==== Texte source ====

Les dessous étymologiques
d'un congrès

< dimanche 23 novembre 2008 >
Chronique

Que dire qui n'ait été dit, tout au long de cette semaine, sur le congrès que le Parti socialiste vient de tenir, dans le climat houleux que l'on sait, à Reims ? Nous reste-t-il seulement une chance de revenir sur le sujet sans donner l'impression d'arriver comme les carabiniers ? Peut-être bien que oui. Elle se nomme étymologie... et elle avait tout prévu !

Comme pour anticiper leur défaite, des esprits chagrins insinuent déjà que, quoi qu'aient décidé les militants, le nouveau premier secrétaire n'aura pas les coudées franches ni ne disposera d'une majorité cohérente pour gouverner le parti ? Qu'il sera un homme, pardon, une femme isolée, peut-être même rapidement mise à l'écart, eu égard aux clivages qui se sont récemment fait jour ? Mais, à y bien regarder, tel a toujours été le lot d'un secrétaire, lequel doit son existence au latin secretum, « isolé, séparé ». Et que l'on ne vienne pas verser des larmes de crocodile sur d'hypothétiques temps bénis où l'intérêt commun prenait le pas sur les ambitions personnelles : ce même terme de secrétaire désignait, dès le XIIIe siècle, un « lieu retiré où l'on vivait... pour soi » ! Allez pester, après cela, contre l'affligeant spectacle des ego déchaînés...

Pourtant, il y a mieux et il semble bien, quand la chose aurait, des plus normalement, échappé à la plupart des chroniqueurs politiques, que tous les ennuis des socialistes se trouvaient déjà inscrits, en filigrane, dans le mot congrès.

==== Données fournies ====

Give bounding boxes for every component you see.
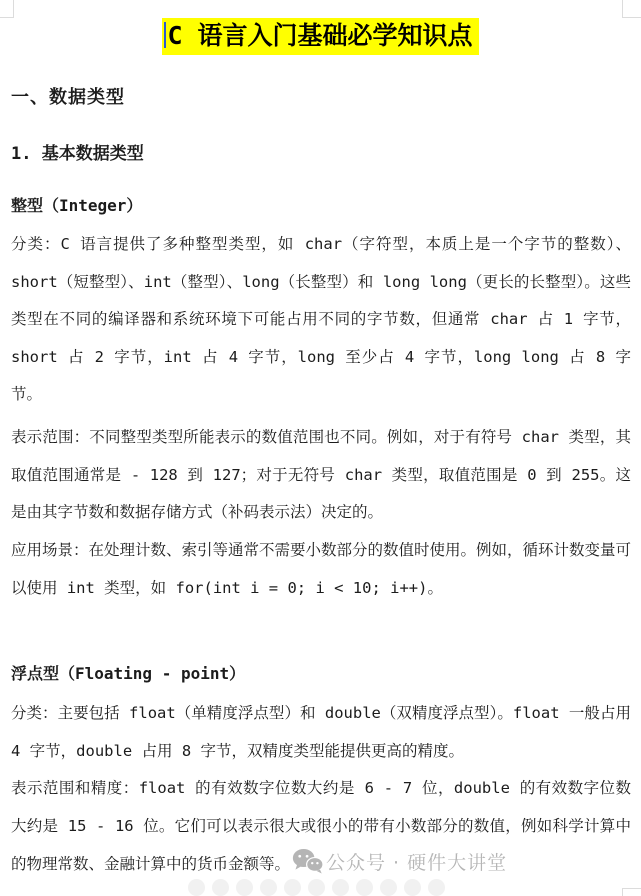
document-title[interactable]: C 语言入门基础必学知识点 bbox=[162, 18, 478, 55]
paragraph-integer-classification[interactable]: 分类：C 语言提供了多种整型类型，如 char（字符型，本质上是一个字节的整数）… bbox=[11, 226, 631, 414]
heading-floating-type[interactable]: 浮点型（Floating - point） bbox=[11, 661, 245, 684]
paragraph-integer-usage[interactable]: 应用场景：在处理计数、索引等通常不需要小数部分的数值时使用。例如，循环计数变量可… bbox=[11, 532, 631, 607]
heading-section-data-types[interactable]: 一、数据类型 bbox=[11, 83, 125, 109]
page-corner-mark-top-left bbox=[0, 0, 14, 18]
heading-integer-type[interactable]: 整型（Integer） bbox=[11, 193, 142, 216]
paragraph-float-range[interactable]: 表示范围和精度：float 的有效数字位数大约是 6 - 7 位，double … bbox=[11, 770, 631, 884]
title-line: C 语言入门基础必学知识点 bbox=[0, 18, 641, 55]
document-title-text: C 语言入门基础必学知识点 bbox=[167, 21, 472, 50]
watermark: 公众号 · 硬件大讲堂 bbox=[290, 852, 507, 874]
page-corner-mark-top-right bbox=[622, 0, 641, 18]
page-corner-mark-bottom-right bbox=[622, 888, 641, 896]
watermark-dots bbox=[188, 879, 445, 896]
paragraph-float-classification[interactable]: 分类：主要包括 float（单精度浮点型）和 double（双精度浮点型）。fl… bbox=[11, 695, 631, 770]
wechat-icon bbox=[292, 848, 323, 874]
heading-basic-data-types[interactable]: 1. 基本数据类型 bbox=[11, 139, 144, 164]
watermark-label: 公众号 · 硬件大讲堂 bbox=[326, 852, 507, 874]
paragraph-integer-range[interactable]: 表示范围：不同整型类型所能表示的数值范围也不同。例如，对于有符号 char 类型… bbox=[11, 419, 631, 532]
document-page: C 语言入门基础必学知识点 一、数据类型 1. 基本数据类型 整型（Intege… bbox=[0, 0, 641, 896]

====
==== Données fournies ====

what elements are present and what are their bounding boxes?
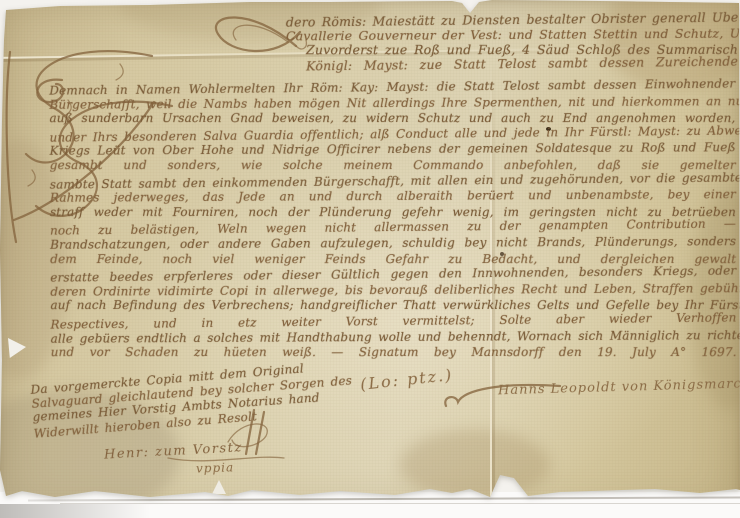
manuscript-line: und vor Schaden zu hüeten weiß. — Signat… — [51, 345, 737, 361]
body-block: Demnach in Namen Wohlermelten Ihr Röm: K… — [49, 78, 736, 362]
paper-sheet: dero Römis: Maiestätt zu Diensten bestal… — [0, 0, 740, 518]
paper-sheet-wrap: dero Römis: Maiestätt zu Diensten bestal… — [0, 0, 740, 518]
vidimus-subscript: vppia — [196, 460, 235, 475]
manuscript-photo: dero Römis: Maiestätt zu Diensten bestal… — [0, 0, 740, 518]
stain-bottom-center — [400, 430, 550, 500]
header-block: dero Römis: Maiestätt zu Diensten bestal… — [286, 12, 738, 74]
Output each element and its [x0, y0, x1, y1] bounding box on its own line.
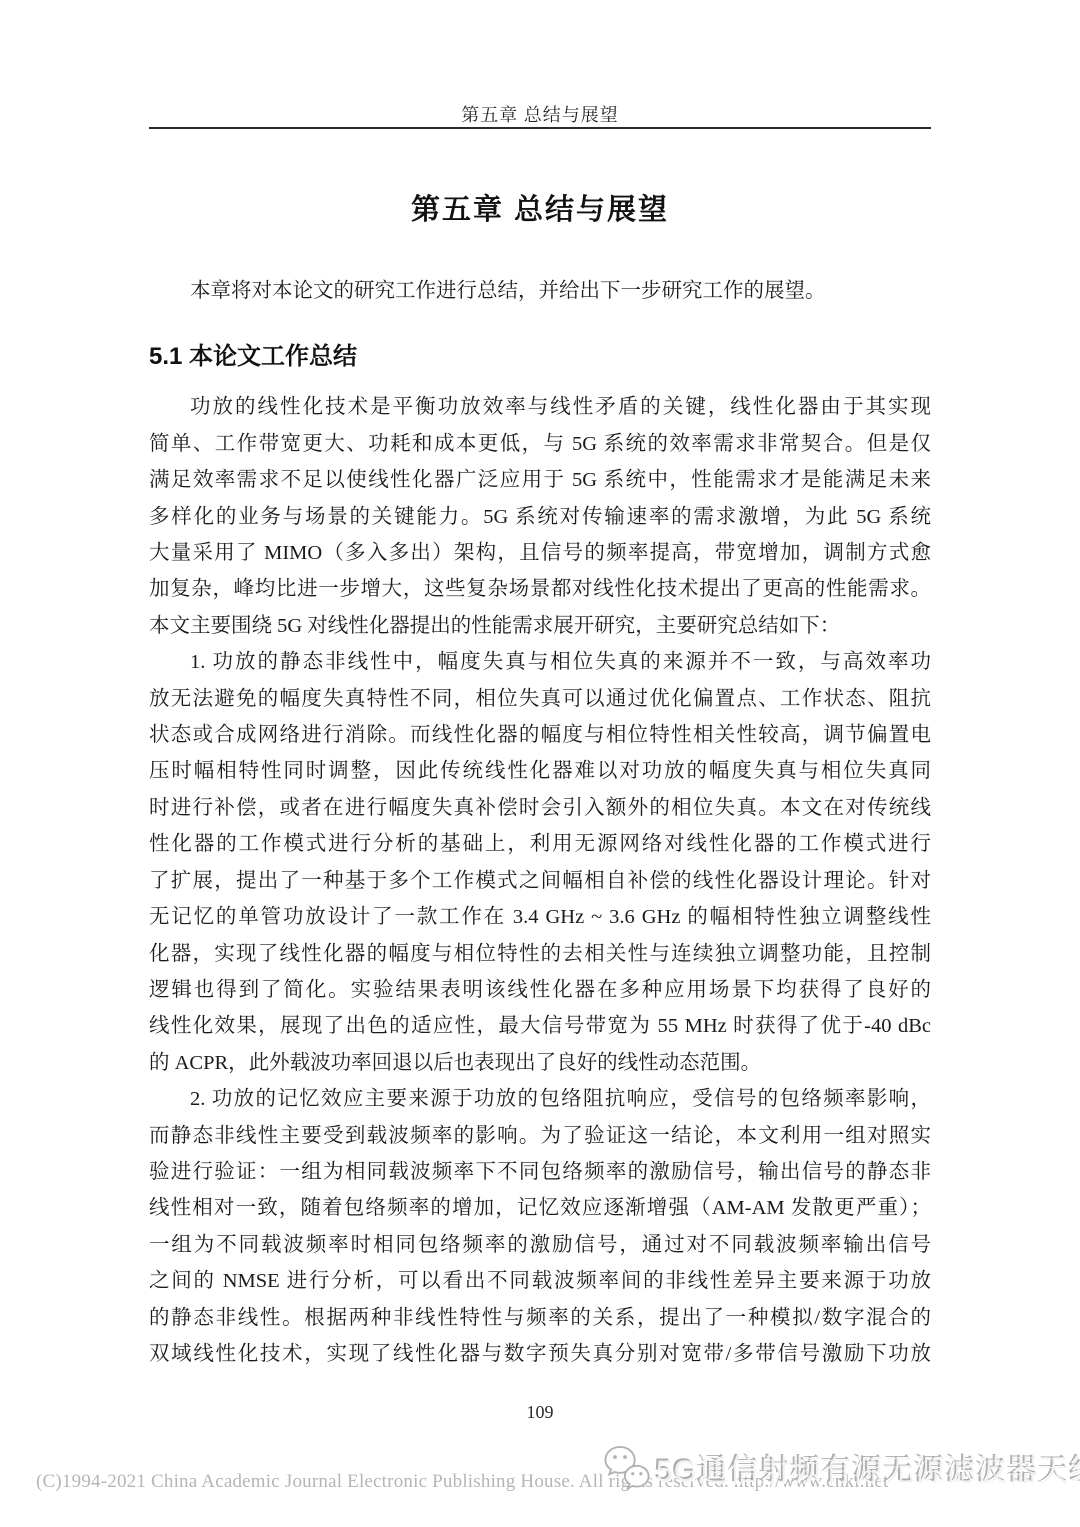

====

Exercice proposé A:
Dans les entrées, renomme « interactable » en « clickable » sur le passage qui va de la ligne contenant « Give bounding boxes » jusqu'à celle contenant « 226, 631, 414] », ces deux lignes comprises. Ne change rien d'autre, ne recopie que ce passage et laisses-en les images de côté.
Exercice proposé B:
Poursuis la chronique sur l'étymologie du congrès socialiste de Reims à partir de l'endroit où elle s'arrête.
La chronique et les entrées n'ont aucun lien entre elles.

Réponse attendue A:
Give bounding boxes for every component you see.
document-title[clickable]: C 语言入门基础必学知识点 bbox=[162, 18, 478, 55]
paragraph-integer-classification[clickable]: 分类：C 语言提供了多种整型类型，如 char（字符型，本质上是一个字节的整数）… bbox=[11, 226, 631, 414]

Réponse attendue B:
S'est-on méchamment gaussé des envolées mystiques de Ségolène qui, dans ce style nunuche qui n'appartiendrait qu'à elle, incitait à l'amour alors que les balles sifflaient de tout côté ! Nous avons trop fait de gorges chaudes, naguère, de sa « bravitude » pour ne pas souligner que, cette fois, c'est elle qui est dans le vrai, sur le plan linguistique s'entend : le mot, issu pour sa part du latin congressus, « action de marcher ensemble, de se rencontrer », s'est d'abord appliqué à... une union charnelle !

Ce rappel dût-il étonner, tant les images que les lucarnes offrirent de l'événement nous ont paru éloignées de la plénitude orgasmique, ce fut là, en effet, l'acception la plus commune du mot aux XVIe et XVIIe siècles.

Mais alors, objecterez-vous, pourquoi ce congrès, au lieu de s'achever dans la confusion que l'on déplore, ne s'est-il pas déroulé sur le mode du « Embrassons-nous, Folleville » ? N'eût-ce pas été plus conforme à cette étymologie que nous encensons ?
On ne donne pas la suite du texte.